→ Task objective
Retype every entry word for word.

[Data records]
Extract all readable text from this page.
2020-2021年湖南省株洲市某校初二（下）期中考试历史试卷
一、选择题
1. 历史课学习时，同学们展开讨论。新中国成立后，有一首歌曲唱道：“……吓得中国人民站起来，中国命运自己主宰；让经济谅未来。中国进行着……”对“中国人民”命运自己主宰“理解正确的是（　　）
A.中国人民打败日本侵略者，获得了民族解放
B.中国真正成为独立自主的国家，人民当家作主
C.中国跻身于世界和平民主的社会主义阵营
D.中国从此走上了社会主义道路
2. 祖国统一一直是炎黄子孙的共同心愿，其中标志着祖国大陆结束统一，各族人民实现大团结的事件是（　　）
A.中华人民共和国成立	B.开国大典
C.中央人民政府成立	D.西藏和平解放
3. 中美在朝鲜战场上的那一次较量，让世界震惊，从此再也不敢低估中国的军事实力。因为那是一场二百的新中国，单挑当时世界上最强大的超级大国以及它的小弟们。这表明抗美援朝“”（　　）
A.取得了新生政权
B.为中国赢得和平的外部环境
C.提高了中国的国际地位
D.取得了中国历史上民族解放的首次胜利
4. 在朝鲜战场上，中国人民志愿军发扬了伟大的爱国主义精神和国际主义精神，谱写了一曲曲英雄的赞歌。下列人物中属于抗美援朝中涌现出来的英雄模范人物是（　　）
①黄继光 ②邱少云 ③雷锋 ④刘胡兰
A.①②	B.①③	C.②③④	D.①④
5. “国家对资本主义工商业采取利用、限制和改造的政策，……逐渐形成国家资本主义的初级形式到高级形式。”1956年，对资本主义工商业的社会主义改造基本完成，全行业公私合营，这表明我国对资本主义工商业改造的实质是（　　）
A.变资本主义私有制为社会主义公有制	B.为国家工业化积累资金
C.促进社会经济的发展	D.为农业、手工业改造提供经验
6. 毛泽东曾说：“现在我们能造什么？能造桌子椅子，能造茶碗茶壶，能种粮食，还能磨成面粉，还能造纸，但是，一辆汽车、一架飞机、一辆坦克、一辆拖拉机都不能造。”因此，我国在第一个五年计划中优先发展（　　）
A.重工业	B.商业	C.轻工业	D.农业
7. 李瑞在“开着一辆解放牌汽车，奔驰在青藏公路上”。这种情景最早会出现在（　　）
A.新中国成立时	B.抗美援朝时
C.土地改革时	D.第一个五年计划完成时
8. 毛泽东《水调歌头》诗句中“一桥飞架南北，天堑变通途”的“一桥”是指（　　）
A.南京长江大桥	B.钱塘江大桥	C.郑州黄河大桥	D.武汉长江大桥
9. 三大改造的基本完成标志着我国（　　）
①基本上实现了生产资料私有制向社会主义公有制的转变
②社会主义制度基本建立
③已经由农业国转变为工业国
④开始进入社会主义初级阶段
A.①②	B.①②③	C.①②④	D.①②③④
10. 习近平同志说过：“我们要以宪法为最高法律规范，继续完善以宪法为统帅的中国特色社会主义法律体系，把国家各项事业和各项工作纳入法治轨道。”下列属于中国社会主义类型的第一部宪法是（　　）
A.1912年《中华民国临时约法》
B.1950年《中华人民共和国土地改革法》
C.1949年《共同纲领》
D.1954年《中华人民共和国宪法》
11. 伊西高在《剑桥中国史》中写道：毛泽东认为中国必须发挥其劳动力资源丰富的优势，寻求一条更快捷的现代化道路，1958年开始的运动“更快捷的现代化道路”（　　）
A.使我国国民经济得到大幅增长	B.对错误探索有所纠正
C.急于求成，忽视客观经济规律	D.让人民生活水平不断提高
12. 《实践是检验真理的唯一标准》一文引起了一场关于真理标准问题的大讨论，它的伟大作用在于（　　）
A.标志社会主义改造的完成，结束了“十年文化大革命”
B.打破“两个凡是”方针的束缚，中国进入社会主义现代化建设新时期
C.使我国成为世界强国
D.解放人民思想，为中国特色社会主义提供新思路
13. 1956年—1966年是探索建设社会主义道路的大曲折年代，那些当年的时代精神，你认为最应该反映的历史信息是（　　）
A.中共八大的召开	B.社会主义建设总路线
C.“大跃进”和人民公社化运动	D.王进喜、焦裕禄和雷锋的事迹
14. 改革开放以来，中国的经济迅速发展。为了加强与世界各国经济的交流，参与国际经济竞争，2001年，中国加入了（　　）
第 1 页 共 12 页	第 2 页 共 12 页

→ The response
Extract all readable text from this page.
2020-2021年湖南省株洲市某校初二（下）期中考试历史试卷
一、选择题
1. 历史课学习时，同学们展开讨论。新中国成立后，有一首歌曲唱道：“……吓得中国人民站起来，中国命运自己主宰；让经济谅未来。中国进行着……”对“中国人民”命运自己主宰“理解正确的是（　　）
A.中国人民打败日本侵略者，获得了民族解放
B.中国真正成为独立自主的国家，人民当家作主
C.中国跻身于世界和平民主的社会主义阵营
D.中国从此走上了社会主义道路
2. 祖国统一一直是炎黄子孙的共同心愿，其中标志着祖国大陆结束统一，各族人民实现大团结的事件是（　　）
A.中华人民共和国成立	B.开国大典
C.中央人民政府成立	D.西藏和平解放
3. 中美在朝鲜战场上的那一次较量，让世界震惊，从此再也不敢低估中国的军事实力。因为那是一场二百的新中国，单挑当时世界上最强大的超级大国以及它的小弟们。这表明抗美援朝“”（　　）
A.取得了新生政权
B.为中国赢得和平的外部环境
C.提高了中国的国际地位
D.取得了中国历史上民族解放的首次胜利
4. 在朝鲜战场上，中国人民志愿军发扬了伟大的爱国主义精神和国际主义精神，谱写了一曲曲英雄的赞歌。下列人物中属于抗美援朝中涌现出来的英雄模范人物是（　　）
①黄继光 ②邱少云 ③雷锋 ④刘胡兰
A.①②	B.①③	C.②③④	D.①④
5. “国家对资本主义工商业采取利用、限制和改造的政策，……逐渐形成国家资本主义的初级形式到高级形式。”1956年，对资本主义工商业的社会主义改造基本完成，全行业公私合营，这表明我国对资本主义工商业改造的实质是（　　）
A.变资本主义私有制为社会主义公有制	B.为国家工业化积累资金
C.促进社会经济的发展	D.为农业、手工业改造提供经验
6. 毛泽东曾说：“现在我们能造什么？能造桌子椅子，能造茶碗茶壶，能种粮食，还能磨成面粉，还能造纸，但是，一辆汽车、一架飞机、一辆坦克、一辆拖拉机都不能造。”因此，我国在第一个五年计划中优先发展（　　）
A.重工业	B.商业	C.轻工业	D.农业
7. 李瑞在“开着一辆解放牌汽车，奔驰在青藏公路上”。这种情景最早会出现在（　　）
A.新中国成立时	B.抗美援朝时
C.土地改革时	D.第一个五年计划完成时
8. 毛泽东《水调歌头》诗句中“一桥飞架南北，天堑变通途”的“一桥”是指（　　）
A.南京长江大桥	B.钱塘江大桥	C.郑州黄河大桥	D.武汉长江大桥
9. 三大改造的基本完成标志着我国（　　）
①基本上实现了生产资料私有制向社会主义公有制的转变
②社会主义制度基本建立
③已经由农业国转变为工业国
④开始进入社会主义初级阶段
A.①②	B.①②③	C.①②④	D.①②③④
10. 习近平同志说过：“我们要以宪法为最高法律规范，继续完善以宪法为统帅的中国特色社会主义法律体系，把国家各项事业和各项工作纳入法治轨道。”下列属于中国社会主义类型的第一部宪法是（　　）
A.1912年《中华民国临时约法》
B.1950年《中华人民共和国土地改革法》
C.1949年《共同纲领》
D.1954年《中华人民共和国宪法》
11. 伊西高在《剑桥中国史》中写道：毛泽东认为中国必须发挥其劳动力资源丰富的优势，寻求一条更快捷的现代化道路，1958年开始的运动“更快捷的现代化道路”（　　）
A.使我国国民经济得到大幅增长	B.对错误探索有所纠正
C.急于求成，忽视客观经济规律	D.让人民生活水平不断提高
12. 《实践是检验真理的唯一标准》一文引起了一场关于真理标准问题的大讨论，它的伟大作用在于（　　）
A.标志社会主义改造的完成，结束了“十年文化大革命”
B.打破“两个凡是”方针的束缚，中国进入社会主义现代化建设新时期
C.使我国成为世界强国
D.解放人民思想，为中国特色社会主义提供新思路
13. 1956年—1966年是探索建设社会主义道路的大曲折年代，那些当年的时代精神，你认为最应该反映的历史信息是（　　）
A.中共八大的召开	B.社会主义建设总路线
C.“大跃进”和人民公社化运动	D.王进喜、焦裕禄和雷锋的事迹
14. 改革开放以来，中国的经济迅速发展。为了加强与世界各国经济的交流，参与国际经济竞争，2001年，中国加入了（　　）
第 1 页 共 12 页	第 2 页 共 12 页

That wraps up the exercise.